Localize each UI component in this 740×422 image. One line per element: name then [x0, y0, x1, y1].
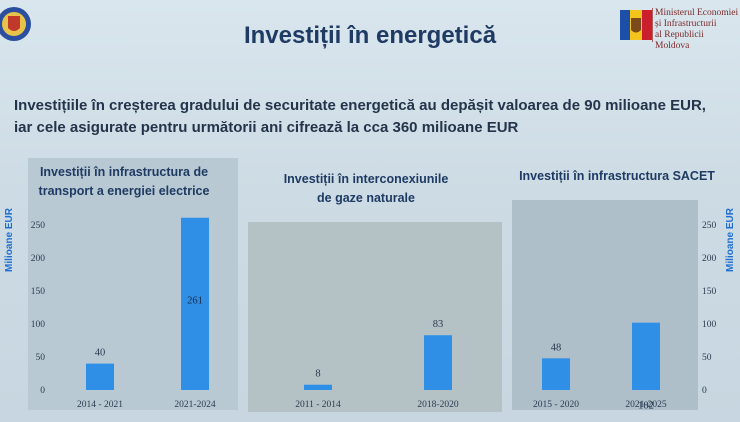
slide-subtitle: Investițiile în creșterea gradului de se… — [14, 97, 706, 136]
chart-title: Investiții în infrastructura SACET — [519, 169, 715, 183]
page-title: Investiții în energetică — [243, 22, 497, 49]
chart-title: de gaze naturale — [317, 191, 415, 205]
x-tick-label: 2015 - 2020 — [533, 400, 579, 410]
bar — [304, 384, 332, 390]
moldova-coat-of-arms-icon — [0, 7, 31, 41]
y-axis-label: Milioane EUR — [4, 207, 15, 272]
y-tick-label: 100 — [31, 320, 46, 330]
y-tick-label: 50 — [702, 353, 712, 363]
bar — [542, 358, 570, 390]
y-tick-label: 150 — [702, 287, 717, 297]
x-tick-label: 2021-2024 — [174, 400, 215, 410]
bar-value-label: 48 — [551, 342, 562, 353]
y-tick-label: 0 — [40, 386, 45, 396]
bar-value-label: 83 — [433, 319, 444, 330]
bar — [86, 363, 114, 390]
x-tick-label: 2014 - 2021 — [77, 400, 123, 410]
chart-title: Investiții în interconexiunile — [284, 172, 449, 186]
x-tick-label: 2011 - 2014 — [295, 400, 341, 410]
chart-title: Investiții în infrastructura de — [40, 165, 208, 179]
bar-value-label: 40 — [95, 348, 106, 359]
bar-value-label: 8 — [315, 369, 320, 380]
panel-bg-sacet — [512, 200, 698, 410]
y-tick-label: 100 — [702, 320, 717, 330]
y-tick-label: 200 — [702, 254, 717, 264]
ministry-line: al Republicii Moldova — [655, 30, 704, 51]
y-tick-label: 150 — [31, 287, 46, 297]
y-tick-label: 200 — [31, 254, 46, 264]
panel-bg-gas — [248, 222, 502, 412]
y-tick-label: 0 — [702, 386, 707, 396]
bar — [424, 335, 452, 390]
ministry-divider — [652, 8, 653, 42]
y-tick-label: 250 — [702, 221, 717, 231]
y-tick-label: 250 — [31, 221, 46, 231]
y-axis-label: Milioane EUR — [725, 207, 736, 272]
x-tick-label: 2018-2020 — [417, 400, 458, 410]
bar-value-label: 261 — [187, 296, 203, 307]
bar — [632, 322, 660, 390]
ministry-name: Ministerul Economiei și Infrastructurii … — [655, 8, 740, 52]
ministry-line: și Infrastructurii — [655, 19, 717, 29]
bar — [181, 217, 209, 390]
ministry-emblem-icon — [620, 10, 652, 40]
chart-title: transport a energiei electrice — [39, 184, 210, 198]
x-tick-label: 2021-2025 — [625, 400, 666, 410]
y-tick-label: 50 — [36, 353, 46, 363]
bar-value-label: 102 — [638, 401, 654, 412]
ministry-line: Ministerul Economiei — [655, 8, 739, 18]
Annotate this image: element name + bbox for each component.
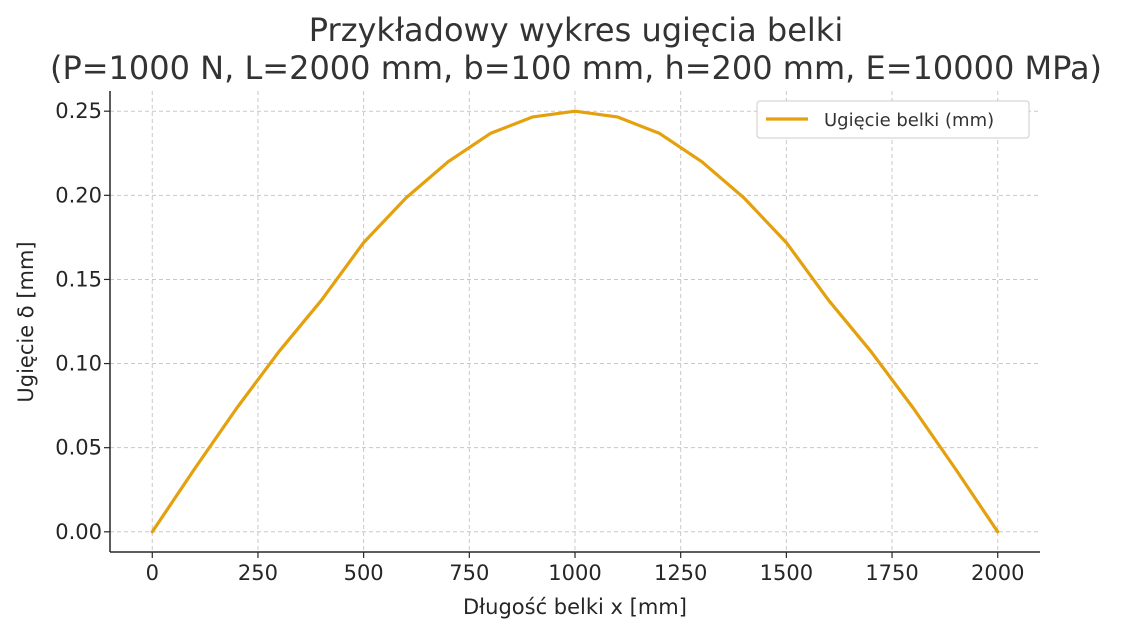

→ **Stated problem**:
Copy all the entries above line for line, with no changes, and leave out the pictures.

→ **Complete response**:
Localize each UI component in this 740×422 image. One line per element: name then [x0, y0, x1, y1].
slide-subtitle: Investițiile în creșterea gradului de se… — [14, 97, 706, 136]
chart-title: Investiții în infrastructura SACET — [519, 169, 715, 183]
page-title: Investiții în energetică — [243, 22, 497, 49]
chart-title: de gaze naturale — [317, 191, 415, 205]
x-tick-label: 2015 - 2020 — [533, 400, 579, 410]
bar — [304, 384, 332, 390]
moldova-coat-of-arms-icon — [0, 7, 31, 41]
y-axis-label: Milioane EUR — [4, 207, 15, 272]
y-tick-label: 100 — [31, 320, 46, 330]
y-tick-label: 50 — [702, 353, 712, 363]
bar — [542, 358, 570, 390]
y-tick-label: 150 — [702, 287, 717, 297]
x-tick-label: 2021-2024 — [174, 400, 215, 410]
bar-value-label: 48 — [551, 342, 562, 353]
y-tick-label: 0 — [40, 386, 45, 396]
bar-value-label: 83 — [433, 319, 444, 330]
bar — [86, 363, 114, 390]
x-tick-label: 2014 - 2021 — [77, 400, 123, 410]
chart-title: Investiții în interconexiunile — [284, 172, 449, 186]
x-tick-label: 2011 - 2014 — [295, 400, 341, 410]
chart-title: Investiții în infrastructura de — [40, 165, 208, 179]
bar-value-label: 40 — [95, 348, 106, 359]
bar-value-label: 8 — [315, 369, 320, 380]
panel-bg-sacet — [512, 200, 698, 410]
y-tick-label: 100 — [702, 320, 717, 330]
y-tick-label: 200 — [702, 254, 717, 264]
ministry-line: al Republicii Moldova — [655, 30, 704, 51]
y-tick-label: 150 — [31, 287, 46, 297]
y-tick-label: 200 — [31, 254, 46, 264]
panel-bg-gas — [248, 222, 502, 412]
y-tick-label: 0 — [702, 386, 707, 396]
bar — [424, 335, 452, 390]
ministry-divider — [652, 8, 653, 42]
y-tick-label: 250 — [702, 221, 717, 231]
y-tick-label: 250 — [31, 221, 46, 231]
y-axis-label: Milioane EUR — [725, 207, 736, 272]
x-tick-label: 2018-2020 — [417, 400, 458, 410]
bar-value-label: 261 — [187, 296, 203, 307]
bar — [632, 322, 660, 390]
ministry-name: Ministerul Economiei și Infrastructurii … — [655, 8, 740, 52]
ministry-line: și Infrastructurii — [655, 19, 717, 29]
bar — [181, 217, 209, 390]
ministry-emblem-icon — [620, 10, 652, 40]
chart-title: transport a energiei electrice — [39, 184, 210, 198]
x-tick-label: 2021-2025 — [625, 400, 666, 410]
y-tick-label: 50 — [36, 353, 46, 363]
bar-value-label: 102 — [638, 401, 654, 412]
ministry-line: Ministerul Economiei — [655, 8, 739, 18]
Annotate this image: element name + bbox for each component.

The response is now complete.